Problem details: Reproduce the records. Keep every word exact and include no images.
================
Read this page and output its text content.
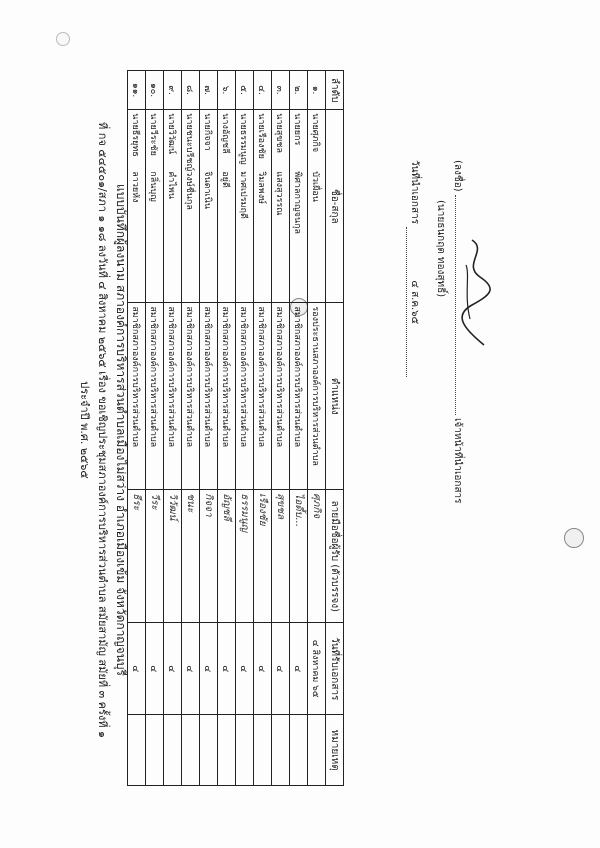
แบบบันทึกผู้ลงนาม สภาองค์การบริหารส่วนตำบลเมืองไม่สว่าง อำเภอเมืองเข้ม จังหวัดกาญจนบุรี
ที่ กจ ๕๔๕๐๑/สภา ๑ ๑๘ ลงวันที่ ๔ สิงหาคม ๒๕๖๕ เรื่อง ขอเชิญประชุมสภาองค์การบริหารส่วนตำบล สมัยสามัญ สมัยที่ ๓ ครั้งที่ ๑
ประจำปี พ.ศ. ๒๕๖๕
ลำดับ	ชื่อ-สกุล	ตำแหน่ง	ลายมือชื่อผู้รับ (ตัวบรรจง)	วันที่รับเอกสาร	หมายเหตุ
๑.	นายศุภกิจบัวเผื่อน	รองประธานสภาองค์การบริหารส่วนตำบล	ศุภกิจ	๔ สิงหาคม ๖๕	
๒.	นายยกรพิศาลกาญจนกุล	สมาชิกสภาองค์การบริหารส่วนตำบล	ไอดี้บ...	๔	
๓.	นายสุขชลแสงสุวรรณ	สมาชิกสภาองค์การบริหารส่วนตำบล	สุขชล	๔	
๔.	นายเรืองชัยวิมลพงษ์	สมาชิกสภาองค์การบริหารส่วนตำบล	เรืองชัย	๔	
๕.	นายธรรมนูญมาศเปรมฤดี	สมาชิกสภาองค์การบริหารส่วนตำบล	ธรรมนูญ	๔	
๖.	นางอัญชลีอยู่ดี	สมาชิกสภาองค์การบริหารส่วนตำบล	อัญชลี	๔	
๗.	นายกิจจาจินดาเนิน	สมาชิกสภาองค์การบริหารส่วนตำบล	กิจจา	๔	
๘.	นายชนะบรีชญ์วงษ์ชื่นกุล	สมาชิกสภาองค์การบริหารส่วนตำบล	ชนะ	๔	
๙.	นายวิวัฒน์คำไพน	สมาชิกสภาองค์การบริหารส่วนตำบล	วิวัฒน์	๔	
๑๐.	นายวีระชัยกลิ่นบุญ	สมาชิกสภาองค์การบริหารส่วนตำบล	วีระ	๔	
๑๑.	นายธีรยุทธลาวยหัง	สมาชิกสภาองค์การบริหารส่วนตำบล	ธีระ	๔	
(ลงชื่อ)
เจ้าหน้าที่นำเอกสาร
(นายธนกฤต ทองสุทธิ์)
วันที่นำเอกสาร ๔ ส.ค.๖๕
================
Reply:
Read this page and output its text content.
แบบบันทึกผู้ลงนาม สภาองค์การบริหารส่วนตำบลเมืองไม่สว่าง อำเภอเมืองเข้ม จังหวัดกาญจนบุรี
ที่ กจ ๕๔๕๐๑/สภา ๑ ๑๘ ลงวันที่ ๔ สิงหาคม ๒๕๖๕ เรื่อง ขอเชิญประชุมสภาองค์การบริหารส่วนตำบล สมัยสามัญ สมัยที่ ๓ ครั้งที่ ๑
ประจำปี พ.ศ. ๒๕๖๕
ลำดับ	ชื่อ-สกุล	ตำแหน่ง	ลายมือชื่อผู้รับ (ตัวบรรจง)	วันที่รับเอกสาร	หมายเหตุ
๑.	นายศุภกิจบัวเผื่อน	รองประธานสภาองค์การบริหารส่วนตำบล	ศุภกิจ	๔ สิงหาคม ๖๕	
๒.	นายยกรพิศาลกาญจนกุล	สมาชิกสภาองค์การบริหารส่วนตำบล	ไอดี้บ...	๔	
๓.	นายสุขชลแสงสุวรรณ	สมาชิกสภาองค์การบริหารส่วนตำบล	สุขชล	๔	
๔.	นายเรืองชัยวิมลพงษ์	สมาชิกสภาองค์การบริหารส่วนตำบล	เรืองชัย	๔	
๕.	นายธรรมนูญมาศเปรมฤดี	สมาชิกสภาองค์การบริหารส่วนตำบล	ธรรมนูญ	๔	
๖.	นางอัญชลีอยู่ดี	สมาชิกสภาองค์การบริหารส่วนตำบล	อัญชลี	๔	
๗.	นายกิจจาจินดาเนิน	สมาชิกสภาองค์การบริหารส่วนตำบล	กิจจา	๔	
๘.	นายชนะบรีชญ์วงษ์ชื่นกุล	สมาชิกสภาองค์การบริหารส่วนตำบล	ชนะ	๔	
๙.	นายวิวัฒน์คำไพน	สมาชิกสภาองค์การบริหารส่วนตำบล	วิวัฒน์	๔	
๑๐.	นายวีระชัยกลิ่นบุญ	สมาชิกสภาองค์การบริหารส่วนตำบล	วีระ	๔	
๑๑.	นายธีรยุทธลาวยหัง	สมาชิกสภาองค์การบริหารส่วนตำบล	ธีระ	๔	
(ลงชื่อ)
เจ้าหน้าที่นำเอกสาร
(นายธนกฤต ทองสุทธิ์)
วันที่นำเอกสาร ๔ ส.ค.๖๕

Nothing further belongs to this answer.